(Collection entries)
● ● ● ● ● ● ●
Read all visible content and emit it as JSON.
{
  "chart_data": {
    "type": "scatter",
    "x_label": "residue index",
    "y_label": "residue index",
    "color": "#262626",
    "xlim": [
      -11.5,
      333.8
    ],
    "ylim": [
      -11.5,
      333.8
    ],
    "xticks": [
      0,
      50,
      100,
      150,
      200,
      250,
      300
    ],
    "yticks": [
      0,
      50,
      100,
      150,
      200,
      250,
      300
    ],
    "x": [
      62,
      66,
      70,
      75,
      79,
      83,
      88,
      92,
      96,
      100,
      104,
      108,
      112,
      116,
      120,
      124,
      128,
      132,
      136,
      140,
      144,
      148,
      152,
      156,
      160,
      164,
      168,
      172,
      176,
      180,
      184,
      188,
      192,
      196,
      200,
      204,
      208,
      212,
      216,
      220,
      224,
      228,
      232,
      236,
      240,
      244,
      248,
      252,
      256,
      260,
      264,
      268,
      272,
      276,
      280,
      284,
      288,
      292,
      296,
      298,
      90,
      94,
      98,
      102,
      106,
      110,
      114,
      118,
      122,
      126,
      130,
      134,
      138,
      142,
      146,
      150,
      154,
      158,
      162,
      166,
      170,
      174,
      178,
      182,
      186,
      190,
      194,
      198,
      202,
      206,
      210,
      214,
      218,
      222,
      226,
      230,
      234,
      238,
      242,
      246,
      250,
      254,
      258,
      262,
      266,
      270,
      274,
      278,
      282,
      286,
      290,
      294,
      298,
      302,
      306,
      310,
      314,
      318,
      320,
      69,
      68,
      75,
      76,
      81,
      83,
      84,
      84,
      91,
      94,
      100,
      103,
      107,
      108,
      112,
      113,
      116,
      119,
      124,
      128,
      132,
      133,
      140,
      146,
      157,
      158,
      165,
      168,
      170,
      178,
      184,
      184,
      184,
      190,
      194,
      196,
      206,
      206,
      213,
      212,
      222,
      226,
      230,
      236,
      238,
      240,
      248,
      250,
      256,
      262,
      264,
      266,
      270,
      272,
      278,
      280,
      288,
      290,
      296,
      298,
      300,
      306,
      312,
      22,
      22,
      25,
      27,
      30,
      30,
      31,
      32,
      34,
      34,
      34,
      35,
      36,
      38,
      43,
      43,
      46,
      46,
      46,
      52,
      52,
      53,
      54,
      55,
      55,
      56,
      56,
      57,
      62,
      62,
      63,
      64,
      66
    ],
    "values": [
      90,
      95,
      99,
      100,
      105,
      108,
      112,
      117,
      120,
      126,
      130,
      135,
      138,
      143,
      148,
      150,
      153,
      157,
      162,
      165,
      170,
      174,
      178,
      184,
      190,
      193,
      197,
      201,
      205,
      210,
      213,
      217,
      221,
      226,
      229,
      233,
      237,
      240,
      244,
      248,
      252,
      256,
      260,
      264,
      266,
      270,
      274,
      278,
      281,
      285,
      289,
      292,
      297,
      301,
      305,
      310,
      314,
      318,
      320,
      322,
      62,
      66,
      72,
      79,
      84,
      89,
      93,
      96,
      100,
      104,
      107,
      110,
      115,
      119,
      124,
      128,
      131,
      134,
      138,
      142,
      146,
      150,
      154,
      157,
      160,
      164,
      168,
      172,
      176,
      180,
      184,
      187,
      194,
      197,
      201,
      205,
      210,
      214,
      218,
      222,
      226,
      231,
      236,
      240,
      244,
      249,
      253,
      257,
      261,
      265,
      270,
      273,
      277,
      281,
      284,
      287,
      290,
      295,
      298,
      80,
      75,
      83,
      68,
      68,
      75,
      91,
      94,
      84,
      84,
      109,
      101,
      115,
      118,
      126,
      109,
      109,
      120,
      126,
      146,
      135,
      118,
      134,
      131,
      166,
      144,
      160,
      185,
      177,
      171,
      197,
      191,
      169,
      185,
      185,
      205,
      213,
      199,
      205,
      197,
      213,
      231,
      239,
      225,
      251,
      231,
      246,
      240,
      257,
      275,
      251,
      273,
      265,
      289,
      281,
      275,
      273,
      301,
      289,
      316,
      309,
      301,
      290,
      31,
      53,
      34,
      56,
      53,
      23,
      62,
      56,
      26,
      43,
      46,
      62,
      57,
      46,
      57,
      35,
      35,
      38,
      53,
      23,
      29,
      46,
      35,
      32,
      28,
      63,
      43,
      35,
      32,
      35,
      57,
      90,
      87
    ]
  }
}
● ● ● ● ● ● ●
Give the entries once more, exactly as they appear.

Read all visible content and emit it as JSON.
{
  "chart_data": {
    "type": "scatter",
    "x_label": "residue index",
    "y_label": "residue index",
    "color": "#262626",
    "xlim": [
      -11.5,
      333.8
    ],
    "ylim": [
      -11.5,
      333.8
    ],
    "xticks": [
      0,
      50,
      100,
      150,
      200,
      250,
      300
    ],
    "yticks": [
      0,
      50,
      100,
      150,
      200,
      250,
      300
    ],
    "x": [
      62,
      66,
      70,
      75,
      79,
      83,
      88,
      92,
      96,
      100,
      104,
      108,
      112,
      116,
      120,
      124,
      128,
      132,
      136,
      140,
      144,
      148,
      152,
      156,
      160,
      164,
      168,
      172,
      176,
      180,
      184,
      188,
      192,
      196,
      200,
      204,
      208,
      212,
      216,
      220,
      224,
      228,
      232,
      236,
      240,
      244,
      248,
      252,
      256,
      260,
      264,
      268,
      272,
      276,
      280,
      284,
      288,
      292,
      296,
      298,
      90,
      94,
      98,
      102,
      106,
      110,
      114,
      118,
      122,
      126,
      130,
      134,
      138,
      142,
      146,
      150,
      154,
      158,
      162,
      166,
      170,
      174,
      178,
      182,
      186,
      190,
      194,
      198,
      202,
      206,
      210,
      214,
      218,
      222,
      226,
      230,
      234,
      238,
      242,
      246,
      250,
      254,
      258,
      262,
      266,
      270,
      274,
      278,
      282,
      286,
      290,
      294,
      298,
      302,
      306,
      310,
      314,
      318,
      320,
      69,
      68,
      75,
      76,
      81,
      83,
      84,
      84,
      91,
      94,
      100,
      103,
      107,
      108,
      112,
      113,
      116,
      119,
      124,
      128,
      132,
      133,
      140,
      146,
      157,
      158,
      165,
      168,
      170,
      178,
      184,
      184,
      184,
      190,
      194,
      196,
      206,
      206,
      213,
      212,
      222,
      226,
      230,
      236,
      238,
      240,
      248,
      250,
      256,
      262,
      264,
      266,
      270,
      272,
      278,
      280,
      288,
      290,
      296,
      298,
      300,
      306,
      312,
      22,
      22,
      25,
      27,
      30,
      30,
      31,
      32,
      34,
      34,
      34,
      35,
      36,
      38,
      43,
      43,
      46,
      46,
      46,
      52,
      52,
      53,
      54,
      55,
      55,
      56,
      56,
      57,
      62,
      62,
      63,
      64,
      66
    ],
    "values": [
      90,
      95,
      99,
      100,
      105,
      108,
      112,
      117,
      120,
      126,
      130,
      135,
      138,
      143,
      148,
      150,
      153,
      157,
      162,
      165,
      170,
      174,
      178,
      184,
      190,
      193,
      197,
      201,
      205,
      210,
      213,
      217,
      221,
      226,
      229,
      233,
      237,
      240,
      244,
      248,
      252,
      256,
      260,
      264,
      266,
      270,
      274,
      278,
      281,
      285,
      289,
      292,
      297,
      301,
      305,
      310,
      314,
      318,
      320,
      322,
      62,
      66,
      72,
      79,
      84,
      89,
      93,
      96,
      100,
      104,
      107,
      110,
      115,
      119,
      124,
      128,
      131,
      134,
      138,
      142,
      146,
      150,
      154,
      157,
      160,
      164,
      168,
      172,
      176,
      180,
      184,
      187,
      194,
      197,
      201,
      205,
      210,
      214,
      218,
      222,
      226,
      231,
      236,
      240,
      244,
      249,
      253,
      257,
      261,
      265,
      270,
      273,
      277,
      281,
      284,
      287,
      290,
      295,
      298,
      80,
      75,
      83,
      68,
      68,
      75,
      91,
      94,
      84,
      84,
      109,
      101,
      115,
      118,
      126,
      109,
      109,
      120,
      126,
      146,
      135,
      118,
      134,
      131,
      166,
      144,
      160,
      185,
      177,
      171,
      197,
      191,
      169,
      185,
      185,
      205,
      213,
      199,
      205,
      197,
      213,
      231,
      239,
      225,
      251,
      231,
      246,
      240,
      257,
      275,
      251,
      273,
      265,
      289,
      281,
      275,
      273,
      301,
      289,
      316,
      309,
      301,
      290,
      31,
      53,
      34,
      56,
      53,
      23,
      62,
      56,
      26,
      43,
      46,
      62,
      57,
      46,
      57,
      35,
      35,
      38,
      53,
      23,
      29,
      46,
      35,
      32,
      28,
      63,
      43,
      35,
      32,
      35,
      57,
      90,
      87
    ]
  }
}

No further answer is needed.